%%

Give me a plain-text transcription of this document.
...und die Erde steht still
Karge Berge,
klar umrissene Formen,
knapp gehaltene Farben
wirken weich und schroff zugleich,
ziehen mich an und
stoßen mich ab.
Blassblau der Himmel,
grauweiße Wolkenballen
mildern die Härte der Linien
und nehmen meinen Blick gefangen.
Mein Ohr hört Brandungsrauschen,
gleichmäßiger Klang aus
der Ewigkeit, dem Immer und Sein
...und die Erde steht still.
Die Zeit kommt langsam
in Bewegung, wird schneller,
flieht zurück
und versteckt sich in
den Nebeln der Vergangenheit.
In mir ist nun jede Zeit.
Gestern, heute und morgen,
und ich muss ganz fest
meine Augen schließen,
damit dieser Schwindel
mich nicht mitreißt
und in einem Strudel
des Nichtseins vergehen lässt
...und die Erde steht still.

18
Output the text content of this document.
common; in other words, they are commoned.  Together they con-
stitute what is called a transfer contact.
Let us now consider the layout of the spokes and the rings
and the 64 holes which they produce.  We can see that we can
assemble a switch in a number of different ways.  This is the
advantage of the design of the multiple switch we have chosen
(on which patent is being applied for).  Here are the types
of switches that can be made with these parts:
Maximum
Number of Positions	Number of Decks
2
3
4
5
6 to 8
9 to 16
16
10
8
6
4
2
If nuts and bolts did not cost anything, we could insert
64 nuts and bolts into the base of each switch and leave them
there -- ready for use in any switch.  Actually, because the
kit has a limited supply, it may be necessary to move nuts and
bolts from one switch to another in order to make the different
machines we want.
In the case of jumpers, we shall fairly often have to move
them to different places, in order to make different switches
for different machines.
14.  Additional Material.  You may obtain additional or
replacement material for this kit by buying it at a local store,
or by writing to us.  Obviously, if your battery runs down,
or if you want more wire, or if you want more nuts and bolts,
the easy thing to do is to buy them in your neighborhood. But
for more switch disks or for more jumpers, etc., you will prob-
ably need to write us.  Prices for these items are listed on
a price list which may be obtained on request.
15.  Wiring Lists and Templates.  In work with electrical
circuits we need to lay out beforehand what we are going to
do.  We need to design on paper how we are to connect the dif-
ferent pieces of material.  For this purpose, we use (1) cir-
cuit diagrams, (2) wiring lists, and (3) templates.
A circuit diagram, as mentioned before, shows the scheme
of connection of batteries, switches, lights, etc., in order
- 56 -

%%

_WORK INSTRUCTIONS_. Your task is to quote the listing above word for word.

_SOLUTION TO THIS TASK_.
Give me a plain-text transcription of this document.
...und die Erde steht still
Karge Berge,
klar umrissene Formen,
knapp gehaltene Farben
wirken weich und schroff zugleich,
ziehen mich an und
stoßen mich ab.
Blassblau der Himmel,
grauweiße Wolkenballen
mildern die Härte der Linien
und nehmen meinen Blick gefangen.
Mein Ohr hört Brandungsrauschen,
gleichmäßiger Klang aus
der Ewigkeit, dem Immer und Sein
...und die Erde steht still.
Die Zeit kommt langsam
in Bewegung, wird schneller,
flieht zurück
und versteckt sich in
den Nebeln der Vergangenheit.
In mir ist nun jede Zeit.
Gestern, heute und morgen,
und ich muss ganz fest
meine Augen schließen,
damit dieser Schwindel
mich nicht mitreißt
und in einem Strudel
des Nichtseins vergehen lässt
...und die Erde steht still.

18
Output the text content of this document.
common; in other words, they are commoned.  Together they con-
stitute what is called a transfer contact.
Let us now consider the layout of the spokes and the rings
and the 64 holes which they produce.  We can see that we can
assemble a switch in a number of different ways.  This is the
advantage of the design of the multiple switch we have chosen
(on which patent is being applied for).  Here are the types
of switches that can be made with these parts:
Maximum
Number of Positions	Number of Decks
2
3
4
5
6 to 8
9 to 16
16
10
8
6
4
2
If nuts and bolts did not cost anything, we could insert
64 nuts and bolts into the base of each switch and leave them
there -- ready for use in any switch.  Actually, because the
kit has a limited supply, it may be necessary to move nuts and
bolts from one switch to another in order to make the different
machines we want.
In the case of jumpers, we shall fairly often have to move
them to different places, in order to make different switches
for different machines.
14.  Additional Material.  You may obtain additional or
replacement material for this kit by buying it at a local store,
or by writing to us.  Obviously, if your battery runs down,
or if you want more wire, or if you want more nuts and bolts,
the easy thing to do is to buy them in your neighborhood. But
for more switch disks or for more jumpers, etc., you will prob-
ably need to write us.  Prices for these items are listed on
a price list which may be obtained on request.
15.  Wiring Lists and Templates.  In work with electrical
circuits we need to lay out beforehand what we are going to
do.  We need to design on paper how we are to connect the dif-
ferent pieces of material.  For this purpose, we use (1) cir-
cuit diagrams, (2) wiring lists, and (3) templates.
A circuit diagram, as mentioned before, shows the scheme
of connection of batteries, switches, lights, etc., in order
- 56 -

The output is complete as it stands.